| ASSIGNMENT |
Check each line of the listing below for the string "reacted", then copy every line that has it.

| EXERCISE MATERIAL |

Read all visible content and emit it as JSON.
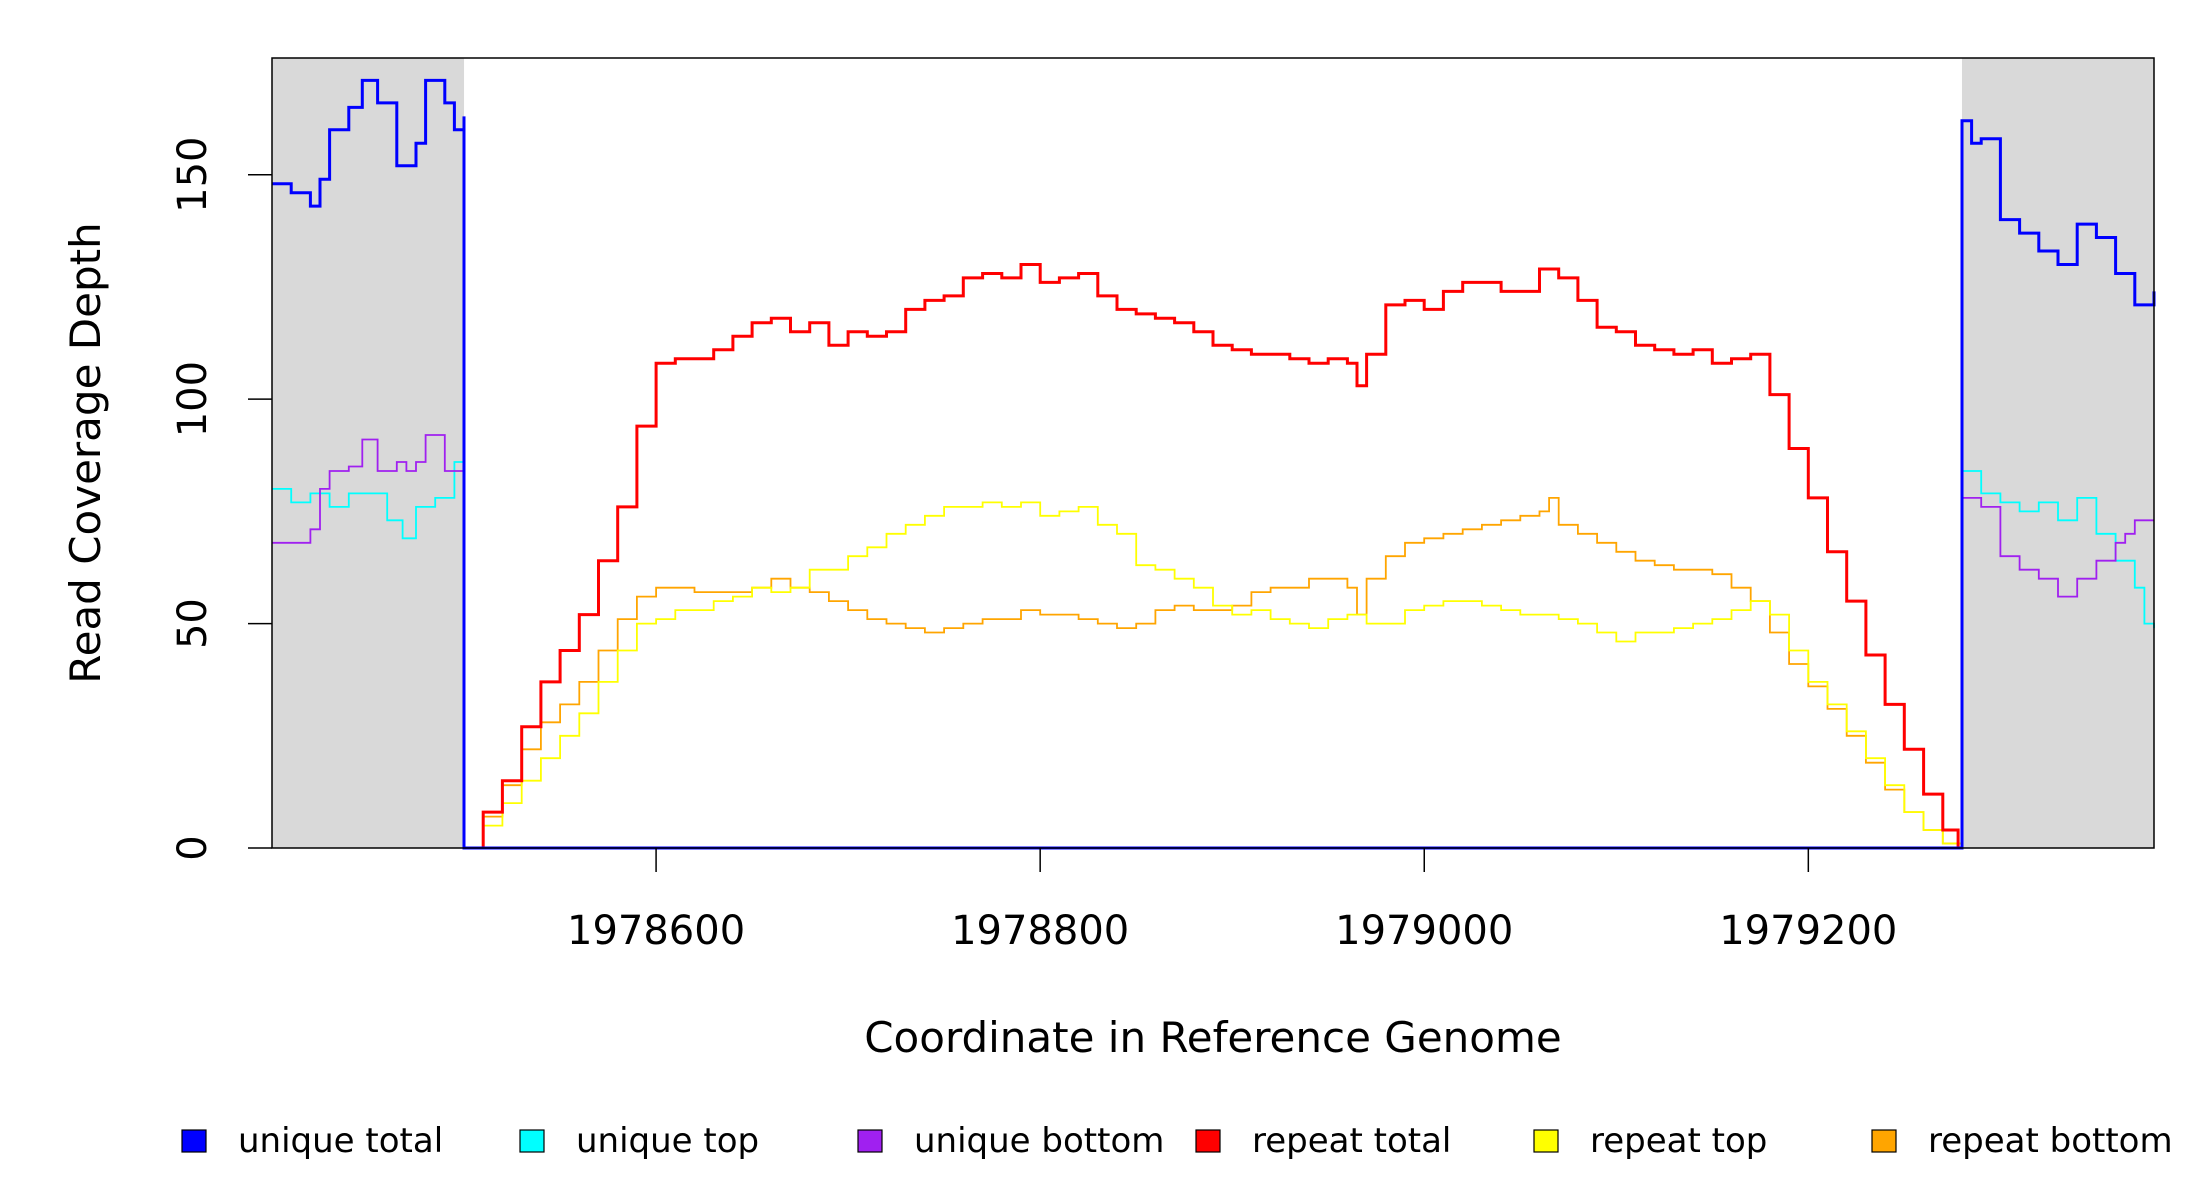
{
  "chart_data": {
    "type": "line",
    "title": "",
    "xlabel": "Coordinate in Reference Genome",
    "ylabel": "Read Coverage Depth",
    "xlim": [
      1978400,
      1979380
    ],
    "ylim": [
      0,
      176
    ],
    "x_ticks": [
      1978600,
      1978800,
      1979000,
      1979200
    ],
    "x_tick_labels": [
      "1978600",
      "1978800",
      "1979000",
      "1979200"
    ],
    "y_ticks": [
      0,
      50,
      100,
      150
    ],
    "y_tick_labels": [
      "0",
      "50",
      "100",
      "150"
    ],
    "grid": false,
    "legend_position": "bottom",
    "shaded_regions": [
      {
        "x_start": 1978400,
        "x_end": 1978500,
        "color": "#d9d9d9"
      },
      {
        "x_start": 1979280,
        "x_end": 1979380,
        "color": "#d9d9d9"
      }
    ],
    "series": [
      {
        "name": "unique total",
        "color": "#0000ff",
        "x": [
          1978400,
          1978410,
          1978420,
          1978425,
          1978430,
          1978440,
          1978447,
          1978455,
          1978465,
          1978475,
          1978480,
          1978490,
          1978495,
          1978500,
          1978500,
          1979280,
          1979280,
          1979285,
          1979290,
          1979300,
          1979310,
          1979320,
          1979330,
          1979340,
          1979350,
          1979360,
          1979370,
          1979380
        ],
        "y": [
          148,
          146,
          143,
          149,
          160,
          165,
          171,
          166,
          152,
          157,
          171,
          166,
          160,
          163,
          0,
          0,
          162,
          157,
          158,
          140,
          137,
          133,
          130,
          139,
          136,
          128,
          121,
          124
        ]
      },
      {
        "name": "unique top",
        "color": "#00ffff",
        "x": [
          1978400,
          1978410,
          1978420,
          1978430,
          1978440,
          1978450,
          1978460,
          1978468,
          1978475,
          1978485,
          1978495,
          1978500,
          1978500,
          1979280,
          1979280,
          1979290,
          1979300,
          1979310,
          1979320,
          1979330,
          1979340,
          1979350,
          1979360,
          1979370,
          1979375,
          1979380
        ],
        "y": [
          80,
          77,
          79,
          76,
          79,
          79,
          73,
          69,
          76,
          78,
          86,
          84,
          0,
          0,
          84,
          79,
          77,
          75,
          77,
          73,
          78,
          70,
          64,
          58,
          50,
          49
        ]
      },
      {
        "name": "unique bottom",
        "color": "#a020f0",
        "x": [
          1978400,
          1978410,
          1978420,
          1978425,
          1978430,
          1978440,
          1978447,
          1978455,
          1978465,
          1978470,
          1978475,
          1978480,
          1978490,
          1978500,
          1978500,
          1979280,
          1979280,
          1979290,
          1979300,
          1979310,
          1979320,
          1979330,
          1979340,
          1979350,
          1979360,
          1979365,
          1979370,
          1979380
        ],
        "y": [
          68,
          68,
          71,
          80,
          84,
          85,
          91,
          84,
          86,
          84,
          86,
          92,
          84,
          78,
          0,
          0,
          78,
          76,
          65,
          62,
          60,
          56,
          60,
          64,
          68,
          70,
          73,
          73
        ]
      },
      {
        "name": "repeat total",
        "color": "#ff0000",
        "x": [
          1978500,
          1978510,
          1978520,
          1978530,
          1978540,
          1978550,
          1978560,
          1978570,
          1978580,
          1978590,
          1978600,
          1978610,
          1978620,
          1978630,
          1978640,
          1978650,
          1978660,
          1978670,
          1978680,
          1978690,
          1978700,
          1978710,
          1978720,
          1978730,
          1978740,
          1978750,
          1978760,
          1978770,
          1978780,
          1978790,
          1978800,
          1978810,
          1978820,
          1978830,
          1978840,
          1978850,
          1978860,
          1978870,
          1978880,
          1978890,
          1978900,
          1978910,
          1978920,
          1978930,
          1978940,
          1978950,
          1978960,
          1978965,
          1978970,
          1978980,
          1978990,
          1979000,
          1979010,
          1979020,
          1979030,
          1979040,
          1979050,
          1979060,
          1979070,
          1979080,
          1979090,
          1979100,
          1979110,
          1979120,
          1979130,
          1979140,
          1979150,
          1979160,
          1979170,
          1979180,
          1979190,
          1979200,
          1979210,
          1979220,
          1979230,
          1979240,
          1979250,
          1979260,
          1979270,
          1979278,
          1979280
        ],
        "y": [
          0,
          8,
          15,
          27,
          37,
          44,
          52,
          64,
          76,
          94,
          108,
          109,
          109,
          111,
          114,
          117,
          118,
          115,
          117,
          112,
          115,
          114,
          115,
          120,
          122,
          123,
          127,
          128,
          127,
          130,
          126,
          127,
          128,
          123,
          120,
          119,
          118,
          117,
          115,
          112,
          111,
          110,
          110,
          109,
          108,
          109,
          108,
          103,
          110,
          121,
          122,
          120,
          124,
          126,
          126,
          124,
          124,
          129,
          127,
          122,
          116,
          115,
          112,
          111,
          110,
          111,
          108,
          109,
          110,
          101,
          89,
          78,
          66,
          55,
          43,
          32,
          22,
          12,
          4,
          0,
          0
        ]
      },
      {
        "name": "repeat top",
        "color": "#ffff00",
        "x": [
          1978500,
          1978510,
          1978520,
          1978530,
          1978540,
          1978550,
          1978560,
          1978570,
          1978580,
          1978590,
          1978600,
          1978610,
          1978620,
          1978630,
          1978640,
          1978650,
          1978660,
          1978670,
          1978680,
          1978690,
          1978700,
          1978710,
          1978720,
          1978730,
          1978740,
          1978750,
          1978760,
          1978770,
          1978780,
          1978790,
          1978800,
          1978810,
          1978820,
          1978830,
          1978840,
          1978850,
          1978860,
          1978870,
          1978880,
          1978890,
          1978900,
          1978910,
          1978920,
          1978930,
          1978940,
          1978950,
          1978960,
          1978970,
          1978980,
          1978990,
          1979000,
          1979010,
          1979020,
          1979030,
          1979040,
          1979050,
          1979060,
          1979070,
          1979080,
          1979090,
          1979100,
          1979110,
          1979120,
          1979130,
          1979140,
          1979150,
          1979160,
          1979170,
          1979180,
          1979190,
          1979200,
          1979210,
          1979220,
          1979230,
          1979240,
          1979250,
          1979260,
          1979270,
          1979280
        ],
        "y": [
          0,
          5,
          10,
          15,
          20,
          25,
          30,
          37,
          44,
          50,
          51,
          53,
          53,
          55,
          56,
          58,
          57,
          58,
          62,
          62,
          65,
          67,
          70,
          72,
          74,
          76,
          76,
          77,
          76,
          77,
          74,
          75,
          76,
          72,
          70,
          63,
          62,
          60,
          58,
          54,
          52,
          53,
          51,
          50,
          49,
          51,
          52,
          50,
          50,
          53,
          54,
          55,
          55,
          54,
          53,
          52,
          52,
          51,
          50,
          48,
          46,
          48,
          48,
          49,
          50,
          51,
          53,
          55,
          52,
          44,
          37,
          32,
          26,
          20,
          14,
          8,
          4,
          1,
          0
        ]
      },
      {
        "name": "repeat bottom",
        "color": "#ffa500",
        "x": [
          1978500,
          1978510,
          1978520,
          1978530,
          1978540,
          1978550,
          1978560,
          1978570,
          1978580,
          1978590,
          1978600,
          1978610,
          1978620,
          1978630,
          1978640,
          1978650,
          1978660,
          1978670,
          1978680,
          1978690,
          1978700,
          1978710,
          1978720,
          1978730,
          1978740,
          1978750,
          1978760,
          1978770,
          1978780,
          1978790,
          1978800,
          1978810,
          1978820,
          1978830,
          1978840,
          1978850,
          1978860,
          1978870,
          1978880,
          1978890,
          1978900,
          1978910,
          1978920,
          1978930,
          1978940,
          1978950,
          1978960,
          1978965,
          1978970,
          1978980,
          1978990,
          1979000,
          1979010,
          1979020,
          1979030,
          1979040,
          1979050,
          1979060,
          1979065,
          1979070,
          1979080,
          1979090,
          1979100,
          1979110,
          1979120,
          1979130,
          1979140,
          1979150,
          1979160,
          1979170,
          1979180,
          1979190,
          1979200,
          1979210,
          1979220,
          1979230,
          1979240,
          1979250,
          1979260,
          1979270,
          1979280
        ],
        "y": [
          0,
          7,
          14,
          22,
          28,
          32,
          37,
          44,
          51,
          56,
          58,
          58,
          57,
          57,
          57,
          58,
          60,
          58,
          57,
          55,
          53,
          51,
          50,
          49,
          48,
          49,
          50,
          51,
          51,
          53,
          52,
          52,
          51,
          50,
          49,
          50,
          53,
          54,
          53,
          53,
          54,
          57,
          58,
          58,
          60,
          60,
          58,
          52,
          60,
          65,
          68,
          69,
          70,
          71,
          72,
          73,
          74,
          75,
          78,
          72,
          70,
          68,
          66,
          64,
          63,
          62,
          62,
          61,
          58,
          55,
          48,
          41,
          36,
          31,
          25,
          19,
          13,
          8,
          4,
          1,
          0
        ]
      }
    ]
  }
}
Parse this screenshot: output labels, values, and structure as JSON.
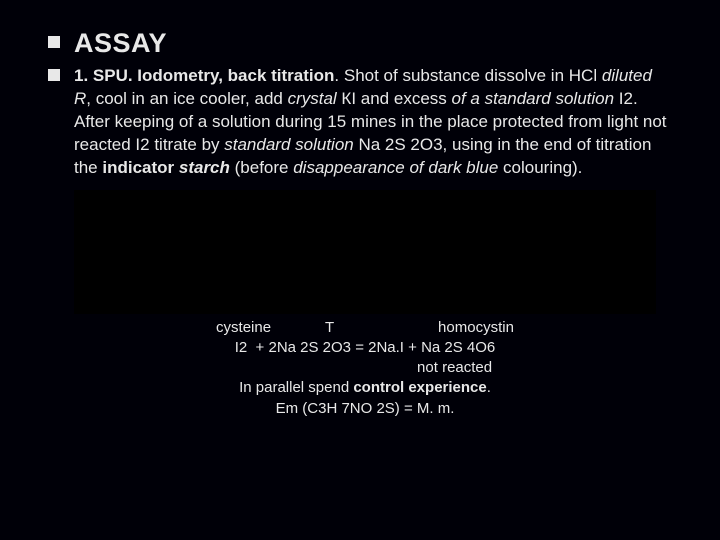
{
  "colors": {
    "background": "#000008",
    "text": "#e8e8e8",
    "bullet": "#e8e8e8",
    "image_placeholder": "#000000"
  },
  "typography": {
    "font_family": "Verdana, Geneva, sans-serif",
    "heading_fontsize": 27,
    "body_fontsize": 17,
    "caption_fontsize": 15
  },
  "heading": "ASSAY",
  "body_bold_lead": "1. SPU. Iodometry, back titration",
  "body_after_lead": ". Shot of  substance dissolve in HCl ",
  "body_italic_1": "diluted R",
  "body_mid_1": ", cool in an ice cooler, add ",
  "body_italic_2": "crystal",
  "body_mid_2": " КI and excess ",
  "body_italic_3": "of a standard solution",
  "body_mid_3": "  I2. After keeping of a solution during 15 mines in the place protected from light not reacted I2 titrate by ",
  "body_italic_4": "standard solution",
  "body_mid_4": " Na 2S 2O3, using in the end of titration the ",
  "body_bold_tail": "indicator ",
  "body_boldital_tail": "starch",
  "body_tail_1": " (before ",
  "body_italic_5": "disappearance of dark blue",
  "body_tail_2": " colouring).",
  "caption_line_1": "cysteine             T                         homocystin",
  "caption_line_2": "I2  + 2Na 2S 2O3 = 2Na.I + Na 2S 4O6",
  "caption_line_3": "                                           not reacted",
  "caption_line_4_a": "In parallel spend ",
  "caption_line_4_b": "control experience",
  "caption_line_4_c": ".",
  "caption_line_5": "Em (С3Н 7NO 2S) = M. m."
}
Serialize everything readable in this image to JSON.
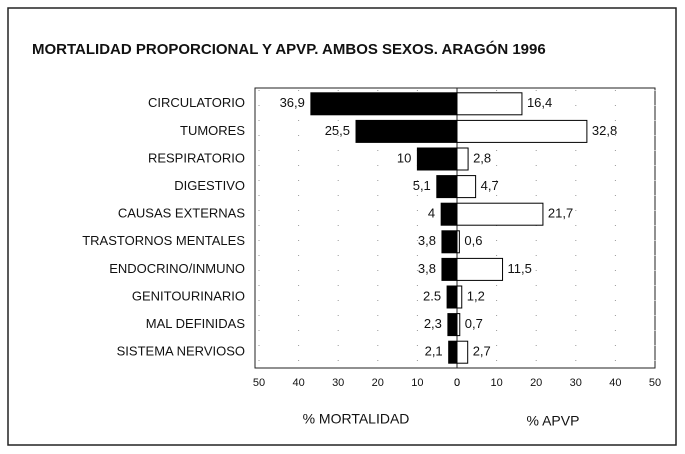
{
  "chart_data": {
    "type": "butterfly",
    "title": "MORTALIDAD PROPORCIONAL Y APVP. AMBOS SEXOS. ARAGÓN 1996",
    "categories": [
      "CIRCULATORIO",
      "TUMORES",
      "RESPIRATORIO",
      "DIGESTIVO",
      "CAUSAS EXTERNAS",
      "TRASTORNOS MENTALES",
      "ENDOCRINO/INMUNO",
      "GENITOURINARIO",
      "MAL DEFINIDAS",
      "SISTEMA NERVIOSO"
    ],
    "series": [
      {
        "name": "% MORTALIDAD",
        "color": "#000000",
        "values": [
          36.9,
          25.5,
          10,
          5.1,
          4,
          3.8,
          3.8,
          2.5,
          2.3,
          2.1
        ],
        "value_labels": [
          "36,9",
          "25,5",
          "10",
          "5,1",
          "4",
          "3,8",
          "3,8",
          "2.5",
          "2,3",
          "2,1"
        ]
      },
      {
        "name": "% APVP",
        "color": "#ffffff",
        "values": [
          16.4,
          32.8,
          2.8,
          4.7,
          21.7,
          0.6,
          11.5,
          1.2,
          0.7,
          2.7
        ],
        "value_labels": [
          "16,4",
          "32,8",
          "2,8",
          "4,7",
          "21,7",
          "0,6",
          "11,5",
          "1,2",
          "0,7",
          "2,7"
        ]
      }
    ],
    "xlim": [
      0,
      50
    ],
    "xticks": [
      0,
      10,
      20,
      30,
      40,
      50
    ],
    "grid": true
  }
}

| RESULT BELOW |
  "body_mid_3": "  I2. After keeping of a solution during 15 mines in the place protected from light not reacted I2 titrate by ",
  "caption_line_3": "                                           not reacted",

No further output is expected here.